(Recorded data)

--------

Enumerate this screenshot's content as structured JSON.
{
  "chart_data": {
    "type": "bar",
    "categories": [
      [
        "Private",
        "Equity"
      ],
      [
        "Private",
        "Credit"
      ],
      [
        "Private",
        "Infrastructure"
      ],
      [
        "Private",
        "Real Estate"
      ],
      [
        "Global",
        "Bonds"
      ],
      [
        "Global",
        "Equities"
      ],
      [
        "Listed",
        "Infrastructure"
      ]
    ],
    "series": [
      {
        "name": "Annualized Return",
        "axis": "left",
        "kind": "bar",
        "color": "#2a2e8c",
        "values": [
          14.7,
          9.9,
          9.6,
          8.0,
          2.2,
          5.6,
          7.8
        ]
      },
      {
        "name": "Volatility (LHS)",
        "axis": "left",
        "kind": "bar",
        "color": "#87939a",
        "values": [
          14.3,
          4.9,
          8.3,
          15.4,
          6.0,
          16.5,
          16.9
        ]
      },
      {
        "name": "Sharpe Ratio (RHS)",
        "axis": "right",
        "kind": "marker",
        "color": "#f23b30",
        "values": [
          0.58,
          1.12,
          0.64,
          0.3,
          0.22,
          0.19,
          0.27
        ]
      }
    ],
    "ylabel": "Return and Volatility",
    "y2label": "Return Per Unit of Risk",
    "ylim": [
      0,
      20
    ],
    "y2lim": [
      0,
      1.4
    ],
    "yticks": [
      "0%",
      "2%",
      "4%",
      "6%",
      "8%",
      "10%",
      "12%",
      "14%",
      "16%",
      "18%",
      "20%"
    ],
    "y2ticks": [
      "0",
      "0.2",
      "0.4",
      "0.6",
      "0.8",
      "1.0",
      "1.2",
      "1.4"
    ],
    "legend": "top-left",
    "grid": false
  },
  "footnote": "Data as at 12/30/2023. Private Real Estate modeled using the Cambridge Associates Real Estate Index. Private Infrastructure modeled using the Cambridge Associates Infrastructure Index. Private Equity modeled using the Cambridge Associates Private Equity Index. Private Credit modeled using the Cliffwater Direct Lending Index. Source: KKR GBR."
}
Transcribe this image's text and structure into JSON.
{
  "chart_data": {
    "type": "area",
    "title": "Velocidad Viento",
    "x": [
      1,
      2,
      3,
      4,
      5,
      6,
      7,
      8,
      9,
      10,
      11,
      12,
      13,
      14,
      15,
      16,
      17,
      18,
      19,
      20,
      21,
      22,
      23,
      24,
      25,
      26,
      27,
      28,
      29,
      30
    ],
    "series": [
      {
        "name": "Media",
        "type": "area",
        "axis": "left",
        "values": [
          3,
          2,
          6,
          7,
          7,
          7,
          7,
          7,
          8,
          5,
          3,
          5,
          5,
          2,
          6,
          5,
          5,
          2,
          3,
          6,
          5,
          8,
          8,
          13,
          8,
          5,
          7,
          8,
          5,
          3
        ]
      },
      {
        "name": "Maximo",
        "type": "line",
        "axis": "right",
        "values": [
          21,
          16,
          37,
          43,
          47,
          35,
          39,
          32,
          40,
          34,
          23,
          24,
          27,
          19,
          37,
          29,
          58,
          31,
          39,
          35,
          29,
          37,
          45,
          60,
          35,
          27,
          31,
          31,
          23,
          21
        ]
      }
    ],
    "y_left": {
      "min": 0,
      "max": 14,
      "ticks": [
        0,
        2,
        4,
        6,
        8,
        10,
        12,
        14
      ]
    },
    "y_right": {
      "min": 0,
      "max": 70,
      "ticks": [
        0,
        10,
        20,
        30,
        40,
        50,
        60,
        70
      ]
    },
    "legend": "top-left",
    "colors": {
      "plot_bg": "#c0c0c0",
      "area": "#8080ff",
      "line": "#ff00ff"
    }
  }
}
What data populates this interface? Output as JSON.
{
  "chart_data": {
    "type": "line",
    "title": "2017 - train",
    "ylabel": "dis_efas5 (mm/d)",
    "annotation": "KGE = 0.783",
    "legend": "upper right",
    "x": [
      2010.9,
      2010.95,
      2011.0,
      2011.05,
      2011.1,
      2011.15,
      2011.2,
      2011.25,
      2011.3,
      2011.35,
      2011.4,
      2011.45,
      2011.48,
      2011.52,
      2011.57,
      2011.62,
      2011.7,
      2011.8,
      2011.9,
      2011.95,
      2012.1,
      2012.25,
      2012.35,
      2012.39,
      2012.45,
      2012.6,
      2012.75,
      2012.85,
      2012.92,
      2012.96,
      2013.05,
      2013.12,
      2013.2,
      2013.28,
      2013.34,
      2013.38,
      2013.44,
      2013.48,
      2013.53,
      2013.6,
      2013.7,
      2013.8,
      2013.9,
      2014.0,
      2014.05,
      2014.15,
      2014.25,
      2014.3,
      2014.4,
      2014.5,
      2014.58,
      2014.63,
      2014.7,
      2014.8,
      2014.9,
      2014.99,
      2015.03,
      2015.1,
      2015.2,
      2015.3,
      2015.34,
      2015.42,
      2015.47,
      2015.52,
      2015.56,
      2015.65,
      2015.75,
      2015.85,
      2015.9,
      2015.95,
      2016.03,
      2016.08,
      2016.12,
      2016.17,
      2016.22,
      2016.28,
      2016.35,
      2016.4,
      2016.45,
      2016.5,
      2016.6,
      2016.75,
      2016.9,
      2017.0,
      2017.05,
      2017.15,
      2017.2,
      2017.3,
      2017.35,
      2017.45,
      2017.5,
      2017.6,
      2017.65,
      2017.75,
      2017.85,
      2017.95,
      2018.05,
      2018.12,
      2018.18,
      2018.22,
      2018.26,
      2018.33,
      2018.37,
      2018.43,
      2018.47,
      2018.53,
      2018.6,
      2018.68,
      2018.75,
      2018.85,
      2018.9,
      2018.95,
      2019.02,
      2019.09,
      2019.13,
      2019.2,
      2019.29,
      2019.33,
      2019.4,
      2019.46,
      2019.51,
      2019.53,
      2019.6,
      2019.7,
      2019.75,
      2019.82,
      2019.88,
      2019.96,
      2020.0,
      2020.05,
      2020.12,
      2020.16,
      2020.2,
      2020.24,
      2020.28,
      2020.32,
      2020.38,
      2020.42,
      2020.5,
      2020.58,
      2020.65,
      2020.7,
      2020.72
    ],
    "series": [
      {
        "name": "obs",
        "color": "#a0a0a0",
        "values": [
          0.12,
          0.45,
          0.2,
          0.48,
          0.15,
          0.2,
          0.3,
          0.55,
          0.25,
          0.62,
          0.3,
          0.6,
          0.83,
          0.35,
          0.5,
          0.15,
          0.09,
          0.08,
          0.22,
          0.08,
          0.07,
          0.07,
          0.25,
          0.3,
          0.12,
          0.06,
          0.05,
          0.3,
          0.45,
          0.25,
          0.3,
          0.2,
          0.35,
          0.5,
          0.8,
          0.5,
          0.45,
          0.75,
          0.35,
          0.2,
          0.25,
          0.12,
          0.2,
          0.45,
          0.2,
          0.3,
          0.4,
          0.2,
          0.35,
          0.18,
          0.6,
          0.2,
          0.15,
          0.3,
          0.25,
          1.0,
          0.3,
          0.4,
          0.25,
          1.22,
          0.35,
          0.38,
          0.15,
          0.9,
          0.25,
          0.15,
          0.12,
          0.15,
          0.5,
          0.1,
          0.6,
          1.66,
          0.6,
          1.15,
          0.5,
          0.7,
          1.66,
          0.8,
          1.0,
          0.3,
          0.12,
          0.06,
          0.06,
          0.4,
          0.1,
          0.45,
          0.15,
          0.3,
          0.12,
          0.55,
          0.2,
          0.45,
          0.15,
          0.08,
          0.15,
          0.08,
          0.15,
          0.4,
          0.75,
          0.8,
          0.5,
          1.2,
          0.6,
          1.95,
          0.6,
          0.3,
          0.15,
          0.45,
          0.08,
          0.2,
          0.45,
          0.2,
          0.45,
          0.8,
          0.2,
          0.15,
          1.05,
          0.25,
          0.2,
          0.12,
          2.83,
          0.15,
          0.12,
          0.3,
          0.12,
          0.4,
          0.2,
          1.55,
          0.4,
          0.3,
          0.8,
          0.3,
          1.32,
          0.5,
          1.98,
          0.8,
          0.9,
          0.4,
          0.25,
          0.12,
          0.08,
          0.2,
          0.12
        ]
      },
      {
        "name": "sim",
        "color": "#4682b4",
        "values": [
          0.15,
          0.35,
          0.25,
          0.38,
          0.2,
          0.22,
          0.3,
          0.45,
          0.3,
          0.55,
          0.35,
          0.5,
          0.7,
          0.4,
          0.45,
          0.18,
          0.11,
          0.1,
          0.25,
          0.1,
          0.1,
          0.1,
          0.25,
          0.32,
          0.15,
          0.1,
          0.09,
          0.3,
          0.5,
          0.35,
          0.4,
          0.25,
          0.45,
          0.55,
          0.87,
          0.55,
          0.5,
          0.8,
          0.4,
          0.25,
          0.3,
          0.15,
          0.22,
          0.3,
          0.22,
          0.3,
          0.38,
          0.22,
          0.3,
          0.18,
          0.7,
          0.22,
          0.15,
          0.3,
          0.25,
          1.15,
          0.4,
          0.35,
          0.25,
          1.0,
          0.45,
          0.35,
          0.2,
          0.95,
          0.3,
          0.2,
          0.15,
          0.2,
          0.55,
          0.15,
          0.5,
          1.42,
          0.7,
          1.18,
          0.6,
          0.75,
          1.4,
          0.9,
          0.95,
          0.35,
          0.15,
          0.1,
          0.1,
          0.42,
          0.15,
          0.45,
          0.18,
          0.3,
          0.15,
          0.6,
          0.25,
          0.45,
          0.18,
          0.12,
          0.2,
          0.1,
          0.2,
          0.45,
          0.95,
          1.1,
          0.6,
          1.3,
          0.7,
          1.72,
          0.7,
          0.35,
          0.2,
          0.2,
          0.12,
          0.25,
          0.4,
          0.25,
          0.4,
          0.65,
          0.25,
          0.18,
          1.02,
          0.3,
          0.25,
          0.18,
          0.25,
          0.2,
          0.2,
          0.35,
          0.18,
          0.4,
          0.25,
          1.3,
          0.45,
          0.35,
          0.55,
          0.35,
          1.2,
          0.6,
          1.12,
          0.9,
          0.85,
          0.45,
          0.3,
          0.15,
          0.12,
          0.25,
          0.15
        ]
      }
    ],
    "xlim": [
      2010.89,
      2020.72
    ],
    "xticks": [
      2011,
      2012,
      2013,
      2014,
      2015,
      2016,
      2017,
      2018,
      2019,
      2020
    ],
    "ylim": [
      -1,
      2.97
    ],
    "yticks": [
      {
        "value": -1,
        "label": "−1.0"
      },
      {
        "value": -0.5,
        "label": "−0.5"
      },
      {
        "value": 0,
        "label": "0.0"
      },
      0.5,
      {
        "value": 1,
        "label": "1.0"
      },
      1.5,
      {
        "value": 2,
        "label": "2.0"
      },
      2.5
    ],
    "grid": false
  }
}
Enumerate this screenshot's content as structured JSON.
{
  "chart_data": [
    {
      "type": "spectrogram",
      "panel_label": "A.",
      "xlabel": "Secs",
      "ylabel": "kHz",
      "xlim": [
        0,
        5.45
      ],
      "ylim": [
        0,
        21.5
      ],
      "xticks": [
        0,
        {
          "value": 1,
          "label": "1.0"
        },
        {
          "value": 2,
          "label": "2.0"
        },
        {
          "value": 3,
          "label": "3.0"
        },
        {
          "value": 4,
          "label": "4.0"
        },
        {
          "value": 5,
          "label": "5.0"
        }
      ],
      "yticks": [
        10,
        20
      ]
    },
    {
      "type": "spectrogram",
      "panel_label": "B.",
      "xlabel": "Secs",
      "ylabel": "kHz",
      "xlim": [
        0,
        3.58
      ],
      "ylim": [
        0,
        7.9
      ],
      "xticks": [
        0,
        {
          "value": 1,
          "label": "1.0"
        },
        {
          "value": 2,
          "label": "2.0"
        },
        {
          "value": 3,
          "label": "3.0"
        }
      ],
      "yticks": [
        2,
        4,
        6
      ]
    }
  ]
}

--------

» YOUR GOAL
Looking at the records above, say how many lines hold the string "Volatility". Write nothing but the number.

» RESPONSE FOR THIS EXERCISE
2